SET PROBLEM:
Tally the lines holding the word "runner" and state the count by itself.

Items listed in a dataset:
▼

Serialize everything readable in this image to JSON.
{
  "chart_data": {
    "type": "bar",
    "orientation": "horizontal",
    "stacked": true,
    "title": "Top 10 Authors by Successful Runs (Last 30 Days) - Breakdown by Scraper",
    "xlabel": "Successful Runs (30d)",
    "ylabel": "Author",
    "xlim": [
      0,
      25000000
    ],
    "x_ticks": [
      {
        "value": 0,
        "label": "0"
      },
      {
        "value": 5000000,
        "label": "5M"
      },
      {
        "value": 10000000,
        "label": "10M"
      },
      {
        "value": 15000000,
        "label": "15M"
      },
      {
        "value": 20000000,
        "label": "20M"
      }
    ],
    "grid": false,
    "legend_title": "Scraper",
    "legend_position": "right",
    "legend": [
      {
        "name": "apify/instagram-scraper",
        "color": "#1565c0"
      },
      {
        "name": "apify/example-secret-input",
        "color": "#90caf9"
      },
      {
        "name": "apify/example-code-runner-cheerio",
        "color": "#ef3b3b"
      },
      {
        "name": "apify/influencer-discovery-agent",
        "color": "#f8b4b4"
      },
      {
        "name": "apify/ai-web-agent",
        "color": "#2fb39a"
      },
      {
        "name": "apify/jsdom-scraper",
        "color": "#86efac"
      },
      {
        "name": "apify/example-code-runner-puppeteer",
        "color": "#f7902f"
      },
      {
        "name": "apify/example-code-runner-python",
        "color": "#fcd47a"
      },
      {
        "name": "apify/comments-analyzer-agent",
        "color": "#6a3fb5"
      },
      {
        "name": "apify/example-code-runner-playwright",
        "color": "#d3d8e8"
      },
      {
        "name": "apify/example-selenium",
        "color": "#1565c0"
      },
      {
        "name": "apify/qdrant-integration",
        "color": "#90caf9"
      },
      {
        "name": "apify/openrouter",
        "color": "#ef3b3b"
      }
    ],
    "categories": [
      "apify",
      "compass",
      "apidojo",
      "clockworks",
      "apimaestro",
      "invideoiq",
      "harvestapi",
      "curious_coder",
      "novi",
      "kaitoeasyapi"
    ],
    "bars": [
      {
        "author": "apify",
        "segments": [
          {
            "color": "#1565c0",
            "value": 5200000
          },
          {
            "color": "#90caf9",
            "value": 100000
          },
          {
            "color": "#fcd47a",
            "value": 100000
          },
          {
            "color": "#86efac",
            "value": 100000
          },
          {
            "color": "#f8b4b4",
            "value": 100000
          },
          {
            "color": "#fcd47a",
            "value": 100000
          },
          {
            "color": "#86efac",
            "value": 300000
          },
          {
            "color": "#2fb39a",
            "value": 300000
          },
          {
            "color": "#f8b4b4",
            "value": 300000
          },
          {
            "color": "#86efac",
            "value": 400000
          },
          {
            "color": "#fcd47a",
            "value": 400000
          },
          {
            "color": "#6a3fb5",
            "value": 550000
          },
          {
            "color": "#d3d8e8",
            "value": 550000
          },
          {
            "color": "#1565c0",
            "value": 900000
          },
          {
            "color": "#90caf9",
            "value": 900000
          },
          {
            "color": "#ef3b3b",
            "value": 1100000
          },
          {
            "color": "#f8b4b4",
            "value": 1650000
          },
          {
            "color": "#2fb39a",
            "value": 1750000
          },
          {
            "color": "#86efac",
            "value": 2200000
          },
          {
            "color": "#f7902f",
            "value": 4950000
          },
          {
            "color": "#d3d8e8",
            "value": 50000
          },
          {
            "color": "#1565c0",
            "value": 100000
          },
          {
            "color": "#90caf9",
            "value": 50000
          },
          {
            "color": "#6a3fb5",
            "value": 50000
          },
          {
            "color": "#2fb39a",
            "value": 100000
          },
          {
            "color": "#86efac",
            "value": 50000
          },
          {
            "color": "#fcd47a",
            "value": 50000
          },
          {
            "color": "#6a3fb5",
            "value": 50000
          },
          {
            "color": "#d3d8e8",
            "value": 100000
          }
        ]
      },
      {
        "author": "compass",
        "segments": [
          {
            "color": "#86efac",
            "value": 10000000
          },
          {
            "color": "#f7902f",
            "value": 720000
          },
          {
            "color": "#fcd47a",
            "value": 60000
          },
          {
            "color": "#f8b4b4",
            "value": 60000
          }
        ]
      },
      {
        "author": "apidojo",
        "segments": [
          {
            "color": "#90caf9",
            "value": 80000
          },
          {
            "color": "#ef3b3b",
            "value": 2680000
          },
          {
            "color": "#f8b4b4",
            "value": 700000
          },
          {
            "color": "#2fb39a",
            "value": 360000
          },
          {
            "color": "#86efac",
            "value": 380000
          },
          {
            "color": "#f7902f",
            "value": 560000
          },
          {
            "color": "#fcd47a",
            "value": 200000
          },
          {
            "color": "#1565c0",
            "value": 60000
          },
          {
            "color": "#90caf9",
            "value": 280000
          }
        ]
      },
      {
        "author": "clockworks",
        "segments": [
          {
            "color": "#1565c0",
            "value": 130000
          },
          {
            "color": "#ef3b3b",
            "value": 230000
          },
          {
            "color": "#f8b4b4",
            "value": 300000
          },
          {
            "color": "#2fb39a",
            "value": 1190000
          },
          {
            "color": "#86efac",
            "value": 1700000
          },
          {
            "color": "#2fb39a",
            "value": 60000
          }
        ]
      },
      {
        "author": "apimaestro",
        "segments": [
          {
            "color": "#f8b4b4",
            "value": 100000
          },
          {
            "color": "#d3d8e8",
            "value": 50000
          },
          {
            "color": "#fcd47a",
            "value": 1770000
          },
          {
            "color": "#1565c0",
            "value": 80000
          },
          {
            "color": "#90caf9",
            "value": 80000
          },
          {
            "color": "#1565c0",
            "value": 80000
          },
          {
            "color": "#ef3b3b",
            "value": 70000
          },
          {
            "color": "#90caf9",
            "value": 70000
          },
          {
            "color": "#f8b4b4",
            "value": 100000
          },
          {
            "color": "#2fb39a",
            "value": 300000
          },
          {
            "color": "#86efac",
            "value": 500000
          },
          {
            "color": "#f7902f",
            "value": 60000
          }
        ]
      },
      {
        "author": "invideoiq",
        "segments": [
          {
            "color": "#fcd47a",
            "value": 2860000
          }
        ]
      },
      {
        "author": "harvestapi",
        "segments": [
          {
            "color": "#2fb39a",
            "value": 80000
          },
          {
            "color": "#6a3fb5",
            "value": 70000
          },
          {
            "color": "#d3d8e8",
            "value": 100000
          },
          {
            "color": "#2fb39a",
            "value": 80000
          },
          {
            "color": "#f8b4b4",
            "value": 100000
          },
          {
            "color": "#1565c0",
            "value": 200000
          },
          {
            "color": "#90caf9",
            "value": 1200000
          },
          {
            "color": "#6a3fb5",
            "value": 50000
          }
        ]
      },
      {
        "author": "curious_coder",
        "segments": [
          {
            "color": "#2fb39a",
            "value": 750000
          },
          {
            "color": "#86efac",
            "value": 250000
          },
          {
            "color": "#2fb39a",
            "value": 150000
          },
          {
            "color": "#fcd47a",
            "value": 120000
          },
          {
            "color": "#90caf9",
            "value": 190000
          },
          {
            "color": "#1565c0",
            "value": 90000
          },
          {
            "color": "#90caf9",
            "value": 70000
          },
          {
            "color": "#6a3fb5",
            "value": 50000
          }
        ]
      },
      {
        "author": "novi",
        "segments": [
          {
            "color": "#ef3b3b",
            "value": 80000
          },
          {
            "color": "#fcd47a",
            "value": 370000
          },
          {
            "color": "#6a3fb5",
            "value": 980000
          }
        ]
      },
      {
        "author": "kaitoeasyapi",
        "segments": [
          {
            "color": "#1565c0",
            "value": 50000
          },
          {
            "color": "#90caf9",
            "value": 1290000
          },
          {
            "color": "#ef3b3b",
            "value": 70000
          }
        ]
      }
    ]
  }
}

▲

RIGHT ANSWER:
4